▶ [Task] Work out how many lines have "mentally" in them. Give only that number.

▶ [Information shown]
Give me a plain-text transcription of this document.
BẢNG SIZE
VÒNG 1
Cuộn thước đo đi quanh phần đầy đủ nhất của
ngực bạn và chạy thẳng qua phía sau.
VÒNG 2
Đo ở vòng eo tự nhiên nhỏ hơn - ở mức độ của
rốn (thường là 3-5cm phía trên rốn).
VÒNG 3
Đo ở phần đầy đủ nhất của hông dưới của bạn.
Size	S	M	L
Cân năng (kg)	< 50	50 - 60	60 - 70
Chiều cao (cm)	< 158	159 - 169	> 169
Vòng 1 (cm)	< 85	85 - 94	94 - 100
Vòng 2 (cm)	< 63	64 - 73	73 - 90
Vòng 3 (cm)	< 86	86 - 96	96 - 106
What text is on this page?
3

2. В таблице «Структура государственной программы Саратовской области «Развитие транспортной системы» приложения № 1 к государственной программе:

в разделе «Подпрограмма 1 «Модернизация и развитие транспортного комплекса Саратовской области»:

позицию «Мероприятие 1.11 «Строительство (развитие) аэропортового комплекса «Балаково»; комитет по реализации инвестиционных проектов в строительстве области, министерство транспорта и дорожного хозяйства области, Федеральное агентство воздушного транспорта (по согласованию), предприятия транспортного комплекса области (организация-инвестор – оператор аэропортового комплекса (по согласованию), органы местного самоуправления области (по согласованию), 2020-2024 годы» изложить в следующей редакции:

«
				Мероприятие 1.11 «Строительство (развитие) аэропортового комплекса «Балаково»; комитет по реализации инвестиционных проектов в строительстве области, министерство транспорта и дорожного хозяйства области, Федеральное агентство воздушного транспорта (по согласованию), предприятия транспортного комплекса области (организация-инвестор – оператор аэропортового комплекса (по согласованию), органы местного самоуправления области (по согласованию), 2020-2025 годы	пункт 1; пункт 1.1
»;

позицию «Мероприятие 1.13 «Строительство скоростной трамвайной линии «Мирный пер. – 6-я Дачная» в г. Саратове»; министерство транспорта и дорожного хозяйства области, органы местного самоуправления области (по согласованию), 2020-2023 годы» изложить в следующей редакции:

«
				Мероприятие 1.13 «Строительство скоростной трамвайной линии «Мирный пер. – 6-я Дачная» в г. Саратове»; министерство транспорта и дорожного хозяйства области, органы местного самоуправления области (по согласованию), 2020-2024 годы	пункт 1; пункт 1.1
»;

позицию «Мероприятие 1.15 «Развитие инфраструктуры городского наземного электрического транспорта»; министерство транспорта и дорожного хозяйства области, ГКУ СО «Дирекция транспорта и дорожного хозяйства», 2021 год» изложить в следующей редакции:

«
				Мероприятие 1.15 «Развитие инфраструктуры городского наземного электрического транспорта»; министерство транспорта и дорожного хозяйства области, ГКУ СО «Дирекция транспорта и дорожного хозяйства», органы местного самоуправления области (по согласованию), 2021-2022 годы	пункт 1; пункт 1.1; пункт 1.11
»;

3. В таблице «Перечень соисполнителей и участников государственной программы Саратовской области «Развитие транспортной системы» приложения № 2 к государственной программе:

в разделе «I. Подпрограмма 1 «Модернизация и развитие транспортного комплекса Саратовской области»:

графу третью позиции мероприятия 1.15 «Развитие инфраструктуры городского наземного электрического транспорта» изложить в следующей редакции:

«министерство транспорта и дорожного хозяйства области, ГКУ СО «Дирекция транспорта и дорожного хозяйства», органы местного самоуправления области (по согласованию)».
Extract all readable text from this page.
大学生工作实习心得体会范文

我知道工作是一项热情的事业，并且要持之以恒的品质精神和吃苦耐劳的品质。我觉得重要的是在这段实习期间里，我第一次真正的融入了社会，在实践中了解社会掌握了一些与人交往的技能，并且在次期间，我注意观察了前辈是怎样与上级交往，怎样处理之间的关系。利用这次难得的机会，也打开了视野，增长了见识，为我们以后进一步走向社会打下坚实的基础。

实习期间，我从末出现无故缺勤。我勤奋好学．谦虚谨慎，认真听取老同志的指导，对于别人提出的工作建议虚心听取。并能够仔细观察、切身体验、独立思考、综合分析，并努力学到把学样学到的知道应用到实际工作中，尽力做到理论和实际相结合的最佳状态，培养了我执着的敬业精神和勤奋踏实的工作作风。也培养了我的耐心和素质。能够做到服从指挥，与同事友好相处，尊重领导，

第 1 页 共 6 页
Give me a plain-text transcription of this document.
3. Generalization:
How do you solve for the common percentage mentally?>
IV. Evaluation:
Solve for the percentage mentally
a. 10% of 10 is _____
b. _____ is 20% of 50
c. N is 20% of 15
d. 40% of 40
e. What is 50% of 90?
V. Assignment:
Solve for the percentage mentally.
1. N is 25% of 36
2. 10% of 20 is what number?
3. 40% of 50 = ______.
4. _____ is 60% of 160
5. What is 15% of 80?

▶ [Output of the exercise] 3